**Input for this task**
——————

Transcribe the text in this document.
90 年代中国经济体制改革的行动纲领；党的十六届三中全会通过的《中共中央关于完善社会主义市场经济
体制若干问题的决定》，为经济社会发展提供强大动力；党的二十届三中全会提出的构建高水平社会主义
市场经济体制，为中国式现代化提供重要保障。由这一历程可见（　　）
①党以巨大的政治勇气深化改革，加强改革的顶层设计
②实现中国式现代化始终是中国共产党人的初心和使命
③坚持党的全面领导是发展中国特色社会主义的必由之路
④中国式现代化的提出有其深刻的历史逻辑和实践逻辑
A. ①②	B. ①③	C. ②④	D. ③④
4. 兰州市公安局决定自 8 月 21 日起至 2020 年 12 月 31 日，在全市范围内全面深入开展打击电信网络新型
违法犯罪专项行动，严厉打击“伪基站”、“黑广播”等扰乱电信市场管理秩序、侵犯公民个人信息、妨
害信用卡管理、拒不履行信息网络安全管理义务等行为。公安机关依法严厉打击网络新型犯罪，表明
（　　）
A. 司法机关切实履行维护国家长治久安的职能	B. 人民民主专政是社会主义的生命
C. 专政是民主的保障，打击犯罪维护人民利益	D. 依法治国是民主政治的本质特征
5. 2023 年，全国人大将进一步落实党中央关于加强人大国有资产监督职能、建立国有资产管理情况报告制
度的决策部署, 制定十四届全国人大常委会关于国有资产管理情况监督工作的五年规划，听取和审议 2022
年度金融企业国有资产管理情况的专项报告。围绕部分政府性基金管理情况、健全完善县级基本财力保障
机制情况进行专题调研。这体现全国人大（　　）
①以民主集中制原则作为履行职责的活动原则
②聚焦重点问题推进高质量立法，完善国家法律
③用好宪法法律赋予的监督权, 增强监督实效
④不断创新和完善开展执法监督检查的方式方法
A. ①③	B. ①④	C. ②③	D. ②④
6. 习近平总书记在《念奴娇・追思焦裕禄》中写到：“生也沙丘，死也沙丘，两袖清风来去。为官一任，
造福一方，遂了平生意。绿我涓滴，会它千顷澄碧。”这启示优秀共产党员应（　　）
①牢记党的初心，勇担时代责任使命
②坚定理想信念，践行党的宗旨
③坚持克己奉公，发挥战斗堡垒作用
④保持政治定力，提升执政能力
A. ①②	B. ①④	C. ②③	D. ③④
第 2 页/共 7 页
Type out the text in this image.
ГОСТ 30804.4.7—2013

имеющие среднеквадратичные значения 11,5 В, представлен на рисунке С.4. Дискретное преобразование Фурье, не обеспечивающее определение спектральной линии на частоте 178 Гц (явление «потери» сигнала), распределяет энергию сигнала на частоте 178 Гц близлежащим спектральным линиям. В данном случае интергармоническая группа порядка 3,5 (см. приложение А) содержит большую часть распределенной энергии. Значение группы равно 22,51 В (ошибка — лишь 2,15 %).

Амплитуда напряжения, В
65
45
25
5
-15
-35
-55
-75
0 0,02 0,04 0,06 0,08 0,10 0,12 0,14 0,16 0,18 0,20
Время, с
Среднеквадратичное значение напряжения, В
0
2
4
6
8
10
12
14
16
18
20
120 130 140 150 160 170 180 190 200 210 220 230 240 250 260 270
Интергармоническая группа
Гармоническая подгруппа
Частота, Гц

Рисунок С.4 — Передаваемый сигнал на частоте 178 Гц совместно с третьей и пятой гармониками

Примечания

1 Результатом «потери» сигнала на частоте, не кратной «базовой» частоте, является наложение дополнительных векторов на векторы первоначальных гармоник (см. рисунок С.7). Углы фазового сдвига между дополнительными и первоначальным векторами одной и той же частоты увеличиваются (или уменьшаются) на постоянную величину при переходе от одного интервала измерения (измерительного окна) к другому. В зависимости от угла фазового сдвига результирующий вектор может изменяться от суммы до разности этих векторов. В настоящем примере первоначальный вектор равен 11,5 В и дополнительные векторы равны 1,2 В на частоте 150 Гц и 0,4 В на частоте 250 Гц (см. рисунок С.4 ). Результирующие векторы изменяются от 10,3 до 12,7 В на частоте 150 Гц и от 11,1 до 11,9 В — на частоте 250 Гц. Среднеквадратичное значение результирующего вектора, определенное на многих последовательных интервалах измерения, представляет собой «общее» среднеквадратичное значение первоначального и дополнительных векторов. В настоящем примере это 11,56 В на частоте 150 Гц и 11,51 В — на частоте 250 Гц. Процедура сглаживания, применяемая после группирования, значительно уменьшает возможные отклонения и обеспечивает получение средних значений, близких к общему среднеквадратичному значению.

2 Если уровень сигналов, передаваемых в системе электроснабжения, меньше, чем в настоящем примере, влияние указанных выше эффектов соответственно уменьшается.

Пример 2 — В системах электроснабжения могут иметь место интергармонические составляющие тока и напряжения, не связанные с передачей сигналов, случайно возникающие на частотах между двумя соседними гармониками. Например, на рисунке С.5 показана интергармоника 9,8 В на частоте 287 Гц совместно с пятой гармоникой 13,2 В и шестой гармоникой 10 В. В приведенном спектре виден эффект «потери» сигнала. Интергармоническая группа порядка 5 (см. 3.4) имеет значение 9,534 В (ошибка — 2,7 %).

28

——————

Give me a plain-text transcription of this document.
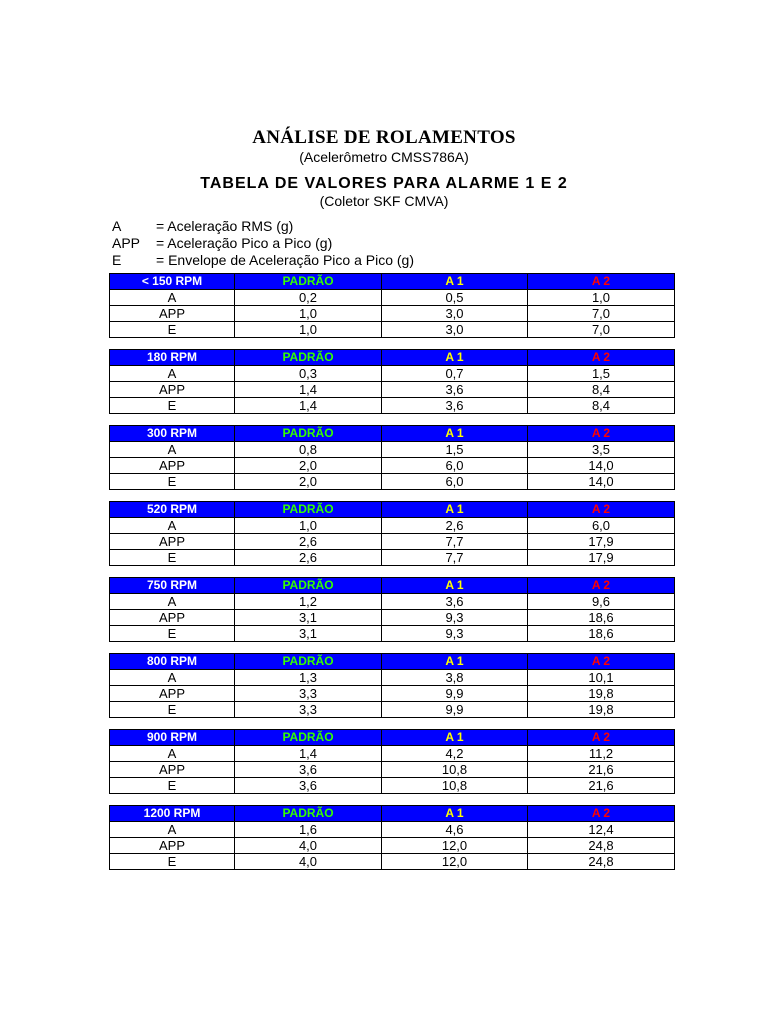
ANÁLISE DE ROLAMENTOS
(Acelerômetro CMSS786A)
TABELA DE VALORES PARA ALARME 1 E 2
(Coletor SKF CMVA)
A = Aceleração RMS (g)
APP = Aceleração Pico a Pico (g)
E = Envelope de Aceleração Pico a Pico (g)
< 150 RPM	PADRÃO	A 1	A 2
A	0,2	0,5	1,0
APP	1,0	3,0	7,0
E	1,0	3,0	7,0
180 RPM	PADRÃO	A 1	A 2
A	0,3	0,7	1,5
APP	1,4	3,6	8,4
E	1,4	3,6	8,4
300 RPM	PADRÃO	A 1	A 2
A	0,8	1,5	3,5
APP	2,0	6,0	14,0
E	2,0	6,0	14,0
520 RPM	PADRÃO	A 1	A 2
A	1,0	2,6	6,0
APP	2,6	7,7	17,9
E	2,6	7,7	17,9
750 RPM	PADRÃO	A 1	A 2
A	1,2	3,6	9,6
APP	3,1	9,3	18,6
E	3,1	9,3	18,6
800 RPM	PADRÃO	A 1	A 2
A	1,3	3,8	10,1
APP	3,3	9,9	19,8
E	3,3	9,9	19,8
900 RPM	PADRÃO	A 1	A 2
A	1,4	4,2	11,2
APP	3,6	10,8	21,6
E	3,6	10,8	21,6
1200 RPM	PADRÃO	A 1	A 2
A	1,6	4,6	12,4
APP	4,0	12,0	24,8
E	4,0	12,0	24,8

——————

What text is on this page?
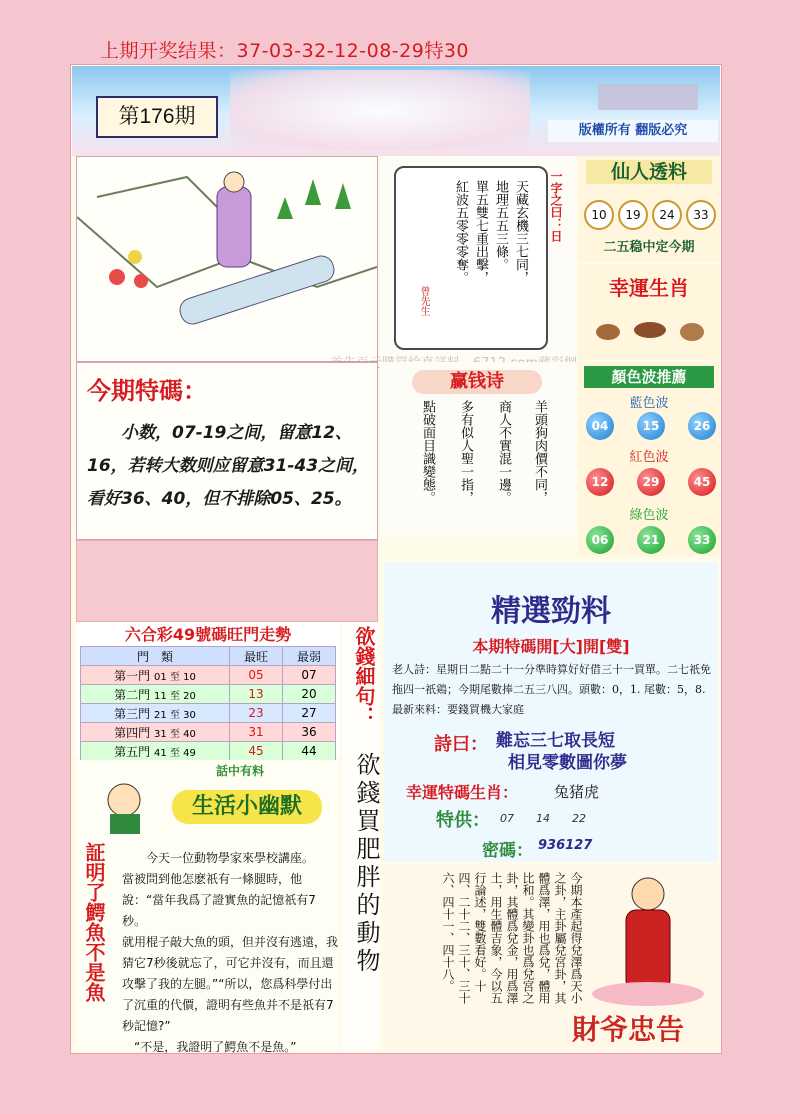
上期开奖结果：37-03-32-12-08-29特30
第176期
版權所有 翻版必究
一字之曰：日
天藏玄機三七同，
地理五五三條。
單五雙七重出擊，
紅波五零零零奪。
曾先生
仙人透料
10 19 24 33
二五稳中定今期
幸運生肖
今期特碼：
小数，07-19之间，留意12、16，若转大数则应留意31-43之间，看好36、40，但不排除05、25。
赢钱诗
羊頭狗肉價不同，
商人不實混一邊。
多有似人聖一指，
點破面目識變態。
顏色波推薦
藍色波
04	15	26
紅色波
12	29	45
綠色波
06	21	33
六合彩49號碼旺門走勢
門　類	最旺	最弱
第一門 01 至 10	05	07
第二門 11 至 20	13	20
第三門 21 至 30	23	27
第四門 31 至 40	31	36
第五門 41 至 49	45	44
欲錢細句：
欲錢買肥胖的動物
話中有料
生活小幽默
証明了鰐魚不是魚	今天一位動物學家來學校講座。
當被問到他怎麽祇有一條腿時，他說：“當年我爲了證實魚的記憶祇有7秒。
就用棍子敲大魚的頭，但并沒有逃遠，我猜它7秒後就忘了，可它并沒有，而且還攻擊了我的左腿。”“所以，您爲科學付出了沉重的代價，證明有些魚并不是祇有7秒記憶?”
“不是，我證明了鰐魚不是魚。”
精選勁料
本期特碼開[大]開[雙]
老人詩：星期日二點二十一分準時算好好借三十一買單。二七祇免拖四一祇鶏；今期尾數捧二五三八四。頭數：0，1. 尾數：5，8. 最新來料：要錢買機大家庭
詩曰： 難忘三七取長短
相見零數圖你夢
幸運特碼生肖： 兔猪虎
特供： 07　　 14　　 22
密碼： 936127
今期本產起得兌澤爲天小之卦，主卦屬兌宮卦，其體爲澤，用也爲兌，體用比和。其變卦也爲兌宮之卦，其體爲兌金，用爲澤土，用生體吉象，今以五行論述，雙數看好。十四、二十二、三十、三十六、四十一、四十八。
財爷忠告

——————

**The problem**
Extract each line holding the string "Pico".

**Complete answer**
APP = Aceleração Pico a Pico (g)
E = Envelope de Aceleração Pico a Pico (g)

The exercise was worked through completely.